Extracts from a graphics dataset:
....

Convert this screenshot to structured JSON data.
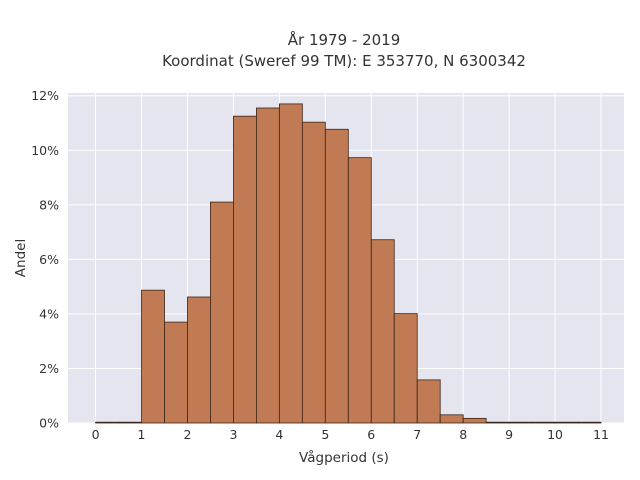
{
  "chart_data": {
    "type": "bar",
    "title": "År 1979 - 2019",
    "subtitle": "Koordinat (Sweref 99 TM): E 353770, N 6300342",
    "xlabel": "Vågperiod (s)",
    "ylabel": "Andel",
    "bin_width": 0.5,
    "bins": [
      {
        "start": 0.0,
        "value": 0.0002
      },
      {
        "start": 0.5,
        "value": 0.0
      },
      {
        "start": 1.0,
        "value": 0.0487
      },
      {
        "start": 1.5,
        "value": 0.037
      },
      {
        "start": 2.0,
        "value": 0.0462
      },
      {
        "start": 2.5,
        "value": 0.081
      },
      {
        "start": 3.0,
        "value": 0.1125
      },
      {
        "start": 3.5,
        "value": 0.1155
      },
      {
        "start": 4.0,
        "value": 0.117
      },
      {
        "start": 4.5,
        "value": 0.1103
      },
      {
        "start": 5.0,
        "value": 0.1077
      },
      {
        "start": 5.5,
        "value": 0.0973
      },
      {
        "start": 6.0,
        "value": 0.0672
      },
      {
        "start": 6.5,
        "value": 0.0401
      },
      {
        "start": 7.0,
        "value": 0.0158
      },
      {
        "start": 7.5,
        "value": 0.003
      },
      {
        "start": 8.0,
        "value": 0.0017
      },
      {
        "start": 8.5,
        "value": 0.0002
      },
      {
        "start": 9.0,
        "value": 0.0002
      },
      {
        "start": 9.5,
        "value": 0.0
      },
      {
        "start": 10.0,
        "value": 0.0
      },
      {
        "start": 10.5,
        "value": 0.0
      }
    ],
    "xlim": [
      -0.6,
      11.5
    ],
    "ylim": [
      0,
      0.121
    ],
    "x_ticks": [
      {
        "value": 0,
        "label": "0"
      },
      {
        "value": 1,
        "label": "1"
      },
      {
        "value": 2,
        "label": "2"
      },
      {
        "value": 3,
        "label": "3"
      },
      {
        "value": 4,
        "label": "4"
      },
      {
        "value": 5,
        "label": "5"
      },
      {
        "value": 6,
        "label": "6"
      },
      {
        "value": 7,
        "label": "7"
      },
      {
        "value": 8,
        "label": "8"
      },
      {
        "value": 9,
        "label": "9"
      },
      {
        "value": 10,
        "label": "10"
      },
      {
        "value": 11,
        "label": "11"
      }
    ],
    "y_ticks": [
      {
        "value": 0,
        "label": "0%"
      },
      {
        "value": 0.02,
        "label": "2%"
      },
      {
        "value": 0.04,
        "label": "4%"
      },
      {
        "value": 0.06,
        "label": "6%"
      },
      {
        "value": 0.08,
        "label": "8%"
      },
      {
        "value": 0.1,
        "label": "10%"
      },
      {
        "value": 0.12,
        "label": "12%"
      }
    ],
    "grid": true,
    "legend": "none",
    "colors": {
      "bar_fill": "#c07b54",
      "bar_edge": "#3a2418",
      "plot_background": "#e5e5ef",
      "grid": "#ffffff",
      "text": "#333333"
    }
  }
}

....

What to work on | Do not copy the pictures, but repeat every line exactly.

Result of the exercise |
Convert this screenshot to structured JSON data.
{
  "chart_data": {
    "type": "bar",
    "title": "År 1979 - 2019",
    "subtitle": "Koordinat (Sweref 99 TM): E 353770, N 6300342",
    "xlabel": "Vågperiod (s)",
    "ylabel": "Andel",
    "bin_width": 0.5,
    "bins": [
      {
        "start": 0.0,
        "value": 0.0002
      },
      {
        "start": 0.5,
        "value": 0.0
      },
      {
        "start": 1.0,
        "value": 0.0487
      },
      {
        "start": 1.5,
        "value": 0.037
      },
      {
        "start": 2.0,
        "value": 0.0462
      },
      {
        "start": 2.5,
        "value": 0.081
      },
      {
        "start": 3.0,
        "value": 0.1125
      },
      {
        "start": 3.5,
        "value": 0.1155
      },
      {
        "start": 4.0,
        "value": 0.117
      },
      {
        "start": 4.5,
        "value": 0.1103
      },
      {
        "start": 5.0,
        "value": 0.1077
      },
      {
        "start": 5.5,
        "value": 0.0973
      },
      {
        "start": 6.0,
        "value": 0.0672
      },
      {
        "start": 6.5,
        "value": 0.0401
      },
      {
        "start": 7.0,
        "value": 0.0158
      },
      {
        "start": 7.5,
        "value": 0.003
      },
      {
        "start": 8.0,
        "value": 0.0017
      },
      {
        "start": 8.5,
        "value": 0.0002
      },
      {
        "start": 9.0,
        "value": 0.0002
      },
      {
        "start": 9.5,
        "value": 0.0
      },
      {
        "start": 10.0,
        "value": 0.0
      },
      {
        "start": 10.5,
        "value": 0.0
      }
    ],
    "xlim": [
      -0.6,
      11.5
    ],
    "ylim": [
      0,
      0.121
    ],
    "x_ticks": [
      {
        "value": 0,
        "label": "0"
      },
      {
        "value": 1,
        "label": "1"
      },
      {
        "value": 2,
        "label": "2"
      },
      {
        "value": 3,
        "label": "3"
      },
      {
        "value": 4,
        "label": "4"
      },
      {
        "value": 5,
        "label": "5"
      },
      {
        "value": 6,
        "label": "6"
      },
      {
        "value": 7,
        "label": "7"
      },
      {
        "value": 8,
        "label": "8"
      },
      {
        "value": 9,
        "label": "9"
      },
      {
        "value": 10,
        "label": "10"
      },
      {
        "value": 11,
        "label": "11"
      }
    ],
    "y_ticks": [
      {
        "value": 0,
        "label": "0%"
      },
      {
        "value": 0.02,
        "label": "2%"
      },
      {
        "value": 0.04,
        "label": "4%"
      },
      {
        "value": 0.06,
        "label": "6%"
      },
      {
        "value": 0.08,
        "label": "8%"
      },
      {
        "value": 0.1,
        "label": "10%"
      },
      {
        "value": 0.12,
        "label": "12%"
      }
    ],
    "grid": true,
    "legend": "none",
    "colors": {
      "bar_fill": "#c07b54",
      "bar_edge": "#3a2418",
      "plot_background": "#e5e5ef",
      "grid": "#ffffff",
      "text": "#333333"
    }
  }
}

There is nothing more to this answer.